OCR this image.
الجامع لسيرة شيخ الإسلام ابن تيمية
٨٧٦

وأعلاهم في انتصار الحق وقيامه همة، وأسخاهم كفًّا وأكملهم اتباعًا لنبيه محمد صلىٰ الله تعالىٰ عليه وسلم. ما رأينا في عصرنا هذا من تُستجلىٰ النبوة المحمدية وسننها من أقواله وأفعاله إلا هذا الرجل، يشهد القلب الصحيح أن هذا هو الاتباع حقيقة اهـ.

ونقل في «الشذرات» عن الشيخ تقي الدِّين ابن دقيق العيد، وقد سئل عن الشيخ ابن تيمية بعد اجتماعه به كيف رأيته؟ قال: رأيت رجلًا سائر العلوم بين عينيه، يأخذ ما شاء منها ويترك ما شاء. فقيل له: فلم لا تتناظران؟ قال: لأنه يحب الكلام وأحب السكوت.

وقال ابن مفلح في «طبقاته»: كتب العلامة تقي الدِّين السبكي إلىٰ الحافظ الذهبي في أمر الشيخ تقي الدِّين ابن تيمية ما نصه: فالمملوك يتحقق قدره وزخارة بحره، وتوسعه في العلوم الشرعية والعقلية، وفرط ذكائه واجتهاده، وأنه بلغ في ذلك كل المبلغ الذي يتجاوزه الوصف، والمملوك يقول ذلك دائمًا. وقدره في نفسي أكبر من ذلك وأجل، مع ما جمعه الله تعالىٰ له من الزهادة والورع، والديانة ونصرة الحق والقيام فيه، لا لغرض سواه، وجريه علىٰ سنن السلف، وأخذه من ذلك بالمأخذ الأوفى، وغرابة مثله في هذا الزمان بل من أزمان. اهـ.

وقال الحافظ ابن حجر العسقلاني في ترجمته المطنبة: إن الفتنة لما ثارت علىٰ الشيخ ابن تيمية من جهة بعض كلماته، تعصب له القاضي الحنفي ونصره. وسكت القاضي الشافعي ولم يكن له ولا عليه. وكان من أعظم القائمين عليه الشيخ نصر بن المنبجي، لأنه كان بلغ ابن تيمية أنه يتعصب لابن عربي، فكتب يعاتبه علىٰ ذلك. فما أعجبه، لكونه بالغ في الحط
....
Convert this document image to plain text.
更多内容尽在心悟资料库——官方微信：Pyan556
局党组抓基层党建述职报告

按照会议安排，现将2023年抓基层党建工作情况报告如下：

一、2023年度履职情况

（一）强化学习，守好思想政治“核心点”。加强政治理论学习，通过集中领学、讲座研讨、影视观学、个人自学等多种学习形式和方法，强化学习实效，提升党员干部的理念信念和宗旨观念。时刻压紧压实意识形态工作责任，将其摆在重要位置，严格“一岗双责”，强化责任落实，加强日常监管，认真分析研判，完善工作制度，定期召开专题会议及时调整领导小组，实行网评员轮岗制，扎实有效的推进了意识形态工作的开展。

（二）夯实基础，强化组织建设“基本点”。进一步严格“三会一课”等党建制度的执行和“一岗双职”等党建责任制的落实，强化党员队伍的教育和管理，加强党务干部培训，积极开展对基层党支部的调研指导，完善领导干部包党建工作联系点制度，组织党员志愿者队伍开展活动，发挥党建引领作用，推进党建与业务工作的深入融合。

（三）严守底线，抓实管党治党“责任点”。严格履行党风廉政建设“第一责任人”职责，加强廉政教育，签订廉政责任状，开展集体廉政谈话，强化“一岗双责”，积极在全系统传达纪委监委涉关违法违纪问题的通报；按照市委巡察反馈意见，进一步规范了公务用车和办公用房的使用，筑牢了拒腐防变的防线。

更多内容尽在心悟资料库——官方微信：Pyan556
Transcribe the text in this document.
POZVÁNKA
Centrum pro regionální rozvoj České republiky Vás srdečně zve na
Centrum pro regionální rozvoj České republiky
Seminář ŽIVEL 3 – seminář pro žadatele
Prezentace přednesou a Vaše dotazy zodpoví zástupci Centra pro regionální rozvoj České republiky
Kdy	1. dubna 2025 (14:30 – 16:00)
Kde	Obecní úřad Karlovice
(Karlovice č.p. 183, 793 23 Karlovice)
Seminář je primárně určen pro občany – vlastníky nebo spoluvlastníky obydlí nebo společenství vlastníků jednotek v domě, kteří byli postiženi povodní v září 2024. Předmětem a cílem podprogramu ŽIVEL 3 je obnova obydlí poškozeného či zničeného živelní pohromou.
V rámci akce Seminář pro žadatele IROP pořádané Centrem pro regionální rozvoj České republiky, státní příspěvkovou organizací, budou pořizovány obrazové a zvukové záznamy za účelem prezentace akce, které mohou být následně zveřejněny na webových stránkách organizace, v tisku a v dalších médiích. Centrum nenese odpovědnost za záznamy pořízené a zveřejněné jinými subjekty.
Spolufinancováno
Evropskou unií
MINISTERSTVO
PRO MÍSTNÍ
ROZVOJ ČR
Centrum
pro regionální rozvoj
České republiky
....
Locate the word "žadatele" in the records and collect each line it appears in.

* **RESULT**:
Seminář ŽIVEL 3 – seminář pro žadatele
V rámci akce Seminář pro žadatele IROP pořádané Centrem pro regionální rozvoj České republiky, státní příspěvkovou organizací, budou pořizovány obrazové a zvukové záznamy za účelem prezentace akce, které mohou být následně zveřejněny na webových stránkách organizace, v tisku a v dalších médiích. Centrum nenese odpovědnost za záznamy pořízené a zveřejněné jinými subjekty.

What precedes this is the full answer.